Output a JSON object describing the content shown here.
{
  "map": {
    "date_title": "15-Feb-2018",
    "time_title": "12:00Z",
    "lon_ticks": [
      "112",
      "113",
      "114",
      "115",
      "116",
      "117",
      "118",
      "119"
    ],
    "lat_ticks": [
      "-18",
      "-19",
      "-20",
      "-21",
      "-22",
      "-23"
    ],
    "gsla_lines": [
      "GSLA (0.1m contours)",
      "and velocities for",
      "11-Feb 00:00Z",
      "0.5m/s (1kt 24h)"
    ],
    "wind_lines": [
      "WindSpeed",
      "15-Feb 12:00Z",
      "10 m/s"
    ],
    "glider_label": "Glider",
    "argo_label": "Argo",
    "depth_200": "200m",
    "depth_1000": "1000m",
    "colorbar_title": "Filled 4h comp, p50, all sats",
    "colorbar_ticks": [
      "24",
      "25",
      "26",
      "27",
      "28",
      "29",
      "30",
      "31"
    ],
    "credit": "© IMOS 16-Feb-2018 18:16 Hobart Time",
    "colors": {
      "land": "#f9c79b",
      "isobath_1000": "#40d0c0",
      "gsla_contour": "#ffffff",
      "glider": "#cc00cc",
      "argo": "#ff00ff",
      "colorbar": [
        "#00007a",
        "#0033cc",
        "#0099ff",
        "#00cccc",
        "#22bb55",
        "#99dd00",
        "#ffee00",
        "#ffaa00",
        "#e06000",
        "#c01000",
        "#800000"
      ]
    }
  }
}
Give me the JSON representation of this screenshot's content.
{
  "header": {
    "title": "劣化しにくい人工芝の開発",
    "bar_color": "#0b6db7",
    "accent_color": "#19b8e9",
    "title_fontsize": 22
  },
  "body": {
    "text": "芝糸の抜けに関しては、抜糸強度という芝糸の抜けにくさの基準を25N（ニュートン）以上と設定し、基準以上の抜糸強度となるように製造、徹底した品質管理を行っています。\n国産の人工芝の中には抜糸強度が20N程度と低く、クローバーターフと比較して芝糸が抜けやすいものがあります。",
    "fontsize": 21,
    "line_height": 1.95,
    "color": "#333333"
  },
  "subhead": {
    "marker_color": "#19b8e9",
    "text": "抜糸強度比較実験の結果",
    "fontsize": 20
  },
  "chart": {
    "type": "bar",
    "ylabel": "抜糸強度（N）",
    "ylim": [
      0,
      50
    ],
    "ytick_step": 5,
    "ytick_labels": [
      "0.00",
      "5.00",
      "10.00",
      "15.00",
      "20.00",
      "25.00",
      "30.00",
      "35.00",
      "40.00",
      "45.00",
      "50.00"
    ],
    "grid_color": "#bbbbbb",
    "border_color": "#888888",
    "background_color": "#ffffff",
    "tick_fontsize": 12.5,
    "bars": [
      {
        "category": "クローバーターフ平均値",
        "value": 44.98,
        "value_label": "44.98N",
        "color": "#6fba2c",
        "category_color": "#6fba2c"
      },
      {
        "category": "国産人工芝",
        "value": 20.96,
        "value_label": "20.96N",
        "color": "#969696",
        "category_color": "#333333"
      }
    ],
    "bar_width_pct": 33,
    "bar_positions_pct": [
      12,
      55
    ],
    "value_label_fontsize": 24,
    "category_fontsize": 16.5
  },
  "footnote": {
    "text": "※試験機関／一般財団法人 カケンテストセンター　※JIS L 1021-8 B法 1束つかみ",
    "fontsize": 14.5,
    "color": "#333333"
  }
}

======

Your instructions>
Set down the entries above again, word for word.

Task output>
Output a JSON object describing the content shown here.
{
  "map": {
    "date_title": "15-Feb-2018",
    "time_title": "12:00Z",
    "lon_ticks": [
      "112",
      "113",
      "114",
      "115",
      "116",
      "117",
      "118",
      "119"
    ],
    "lat_ticks": [
      "-18",
      "-19",
      "-20",
      "-21",
      "-22",
      "-23"
    ],
    "gsla_lines": [
      "GSLA (0.1m contours)",
      "and velocities for",
      "11-Feb 00:00Z",
      "0.5m/s (1kt 24h)"
    ],
    "wind_lines": [
      "WindSpeed",
      "15-Feb 12:00Z",
      "10 m/s"
    ],
    "glider_label": "Glider",
    "argo_label": "Argo",
    "depth_200": "200m",
    "depth_1000": "1000m",
    "colorbar_title": "Filled 4h comp, p50, all sats",
    "colorbar_ticks": [
      "24",
      "25",
      "26",
      "27",
      "28",
      "29",
      "30",
      "31"
    ],
    "credit": "© IMOS 16-Feb-2018 18:16 Hobart Time",
    "colors": {
      "land": "#f9c79b",
      "isobath_1000": "#40d0c0",
      "gsla_contour": "#ffffff",
      "glider": "#cc00cc",
      "argo": "#ff00ff",
      "colorbar": [
        "#00007a",
        "#0033cc",
        "#0099ff",
        "#00cccc",
        "#22bb55",
        "#99dd00",
        "#ffee00",
        "#ffaa00",
        "#e06000",
        "#c01000",
        "#800000"
      ]
    }
  }
}
Give me the JSON representation of this screenshot's content.
{
  "header": {
    "title": "劣化しにくい人工芝の開発",
    "bar_color": "#0b6db7",
    "accent_color": "#19b8e9",
    "title_fontsize": 22
  },
  "body": {
    "text": "芝糸の抜けに関しては、抜糸強度という芝糸の抜けにくさの基準を25N（ニュートン）以上と設定し、基準以上の抜糸強度となるように製造、徹底した品質管理を行っています。\n国産の人工芝の中には抜糸強度が20N程度と低く、クローバーターフと比較して芝糸が抜けやすいものがあります。",
    "fontsize": 21,
    "line_height": 1.95,
    "color": "#333333"
  },
  "subhead": {
    "marker_color": "#19b8e9",
    "text": "抜糸強度比較実験の結果",
    "fontsize": 20
  },
  "chart": {
    "type": "bar",
    "ylabel": "抜糸強度（N）",
    "ylim": [
      0,
      50
    ],
    "ytick_step": 5,
    "ytick_labels": [
      "0.00",
      "5.00",
      "10.00",
      "15.00",
      "20.00",
      "25.00",
      "30.00",
      "35.00",
      "40.00",
      "45.00",
      "50.00"
    ],
    "grid_color": "#bbbbbb",
    "border_color": "#888888",
    "background_color": "#ffffff",
    "tick_fontsize": 12.5,
    "bars": [
      {
        "category": "クローバーターフ平均値",
        "value": 44.98,
        "value_label": "44.98N",
        "color": "#6fba2c",
        "category_color": "#6fba2c"
      },
      {
        "category": "国産人工芝",
        "value": 20.96,
        "value_label": "20.96N",
        "color": "#969696",
        "category_color": "#333333"
      }
    ],
    "bar_width_pct": 33,
    "bar_positions_pct": [
      12,
      55
    ],
    "value_label_fontsize": 24,
    "category_fontsize": 16.5
  },
  "footnote": {
    "text": "※試験機関／一般財団法人 カケンテストセンター　※JIS L 1021-8 B法 1束つかみ",
    "fontsize": 14.5,
    "color": "#333333"
  }
}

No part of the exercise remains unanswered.